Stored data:
'''

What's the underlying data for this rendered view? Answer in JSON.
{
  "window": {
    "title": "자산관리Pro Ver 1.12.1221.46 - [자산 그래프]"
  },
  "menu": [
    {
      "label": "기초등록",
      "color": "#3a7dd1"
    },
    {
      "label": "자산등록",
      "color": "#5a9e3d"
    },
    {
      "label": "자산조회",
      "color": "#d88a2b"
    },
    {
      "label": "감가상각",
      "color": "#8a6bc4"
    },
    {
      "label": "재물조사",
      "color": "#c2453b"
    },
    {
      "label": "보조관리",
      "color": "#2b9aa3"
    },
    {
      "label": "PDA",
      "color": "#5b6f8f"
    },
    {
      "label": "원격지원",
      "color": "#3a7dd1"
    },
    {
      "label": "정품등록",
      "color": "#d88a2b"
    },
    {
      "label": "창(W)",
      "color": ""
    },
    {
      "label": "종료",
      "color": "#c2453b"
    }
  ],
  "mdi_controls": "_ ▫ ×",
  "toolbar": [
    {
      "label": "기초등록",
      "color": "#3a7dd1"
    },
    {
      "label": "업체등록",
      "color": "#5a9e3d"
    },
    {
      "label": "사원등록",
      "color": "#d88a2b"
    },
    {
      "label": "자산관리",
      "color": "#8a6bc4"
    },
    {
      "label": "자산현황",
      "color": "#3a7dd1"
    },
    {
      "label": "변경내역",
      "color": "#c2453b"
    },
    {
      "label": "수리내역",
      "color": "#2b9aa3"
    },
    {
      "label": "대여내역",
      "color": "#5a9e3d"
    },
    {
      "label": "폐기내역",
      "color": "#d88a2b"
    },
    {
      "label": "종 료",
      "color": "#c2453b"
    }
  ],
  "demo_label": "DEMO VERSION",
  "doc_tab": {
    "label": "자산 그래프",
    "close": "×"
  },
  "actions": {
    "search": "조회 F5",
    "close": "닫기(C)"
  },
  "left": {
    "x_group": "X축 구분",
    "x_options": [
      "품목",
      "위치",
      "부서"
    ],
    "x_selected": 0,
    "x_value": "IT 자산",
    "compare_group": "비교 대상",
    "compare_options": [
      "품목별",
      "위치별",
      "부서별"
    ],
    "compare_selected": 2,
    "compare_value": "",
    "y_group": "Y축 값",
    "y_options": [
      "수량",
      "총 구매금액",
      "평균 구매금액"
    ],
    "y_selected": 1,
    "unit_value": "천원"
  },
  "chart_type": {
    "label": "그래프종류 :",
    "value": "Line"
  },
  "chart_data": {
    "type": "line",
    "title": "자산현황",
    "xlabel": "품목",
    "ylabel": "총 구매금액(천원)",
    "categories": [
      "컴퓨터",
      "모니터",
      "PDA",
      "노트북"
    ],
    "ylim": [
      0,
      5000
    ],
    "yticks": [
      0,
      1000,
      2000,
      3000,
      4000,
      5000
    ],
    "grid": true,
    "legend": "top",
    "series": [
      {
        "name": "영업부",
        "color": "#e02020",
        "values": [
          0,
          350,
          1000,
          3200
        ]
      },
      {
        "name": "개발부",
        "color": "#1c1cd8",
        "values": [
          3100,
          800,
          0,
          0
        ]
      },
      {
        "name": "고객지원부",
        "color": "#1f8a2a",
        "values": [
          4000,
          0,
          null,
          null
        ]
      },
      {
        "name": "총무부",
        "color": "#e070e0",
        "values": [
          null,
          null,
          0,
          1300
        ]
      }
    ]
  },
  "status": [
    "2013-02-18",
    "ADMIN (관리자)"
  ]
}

'''
'''

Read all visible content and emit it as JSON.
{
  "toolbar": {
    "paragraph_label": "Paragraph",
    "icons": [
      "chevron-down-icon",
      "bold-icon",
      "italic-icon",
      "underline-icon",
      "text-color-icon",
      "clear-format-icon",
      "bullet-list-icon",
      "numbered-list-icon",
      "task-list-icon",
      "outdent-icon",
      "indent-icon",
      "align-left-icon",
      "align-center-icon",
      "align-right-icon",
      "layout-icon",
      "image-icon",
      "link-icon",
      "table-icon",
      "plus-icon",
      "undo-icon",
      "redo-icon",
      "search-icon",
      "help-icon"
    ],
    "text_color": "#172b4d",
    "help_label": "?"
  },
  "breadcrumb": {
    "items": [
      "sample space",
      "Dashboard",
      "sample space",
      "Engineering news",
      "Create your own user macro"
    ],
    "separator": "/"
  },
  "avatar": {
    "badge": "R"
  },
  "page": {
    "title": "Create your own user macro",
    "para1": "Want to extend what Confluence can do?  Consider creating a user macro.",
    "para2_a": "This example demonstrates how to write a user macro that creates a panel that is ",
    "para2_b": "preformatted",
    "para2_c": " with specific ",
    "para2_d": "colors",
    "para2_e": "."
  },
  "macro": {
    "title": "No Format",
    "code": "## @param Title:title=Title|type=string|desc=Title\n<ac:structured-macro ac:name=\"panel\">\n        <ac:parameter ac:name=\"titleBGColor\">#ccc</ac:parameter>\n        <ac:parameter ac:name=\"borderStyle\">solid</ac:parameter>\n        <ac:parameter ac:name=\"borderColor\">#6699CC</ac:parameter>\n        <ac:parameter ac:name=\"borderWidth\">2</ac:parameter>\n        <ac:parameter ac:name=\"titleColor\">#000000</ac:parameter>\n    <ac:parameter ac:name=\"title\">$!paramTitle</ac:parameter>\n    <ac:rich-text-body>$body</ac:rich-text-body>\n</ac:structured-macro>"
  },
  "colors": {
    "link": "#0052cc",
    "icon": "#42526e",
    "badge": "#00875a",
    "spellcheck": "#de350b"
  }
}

'''

◆ PROBLEM REQUIREMENTS
Above are the records; copy every line in them that holds the word "list".

◆ FINAL RESULT
      "bullet-list-icon",
      "numbered-list-icon",
      "task-list-icon",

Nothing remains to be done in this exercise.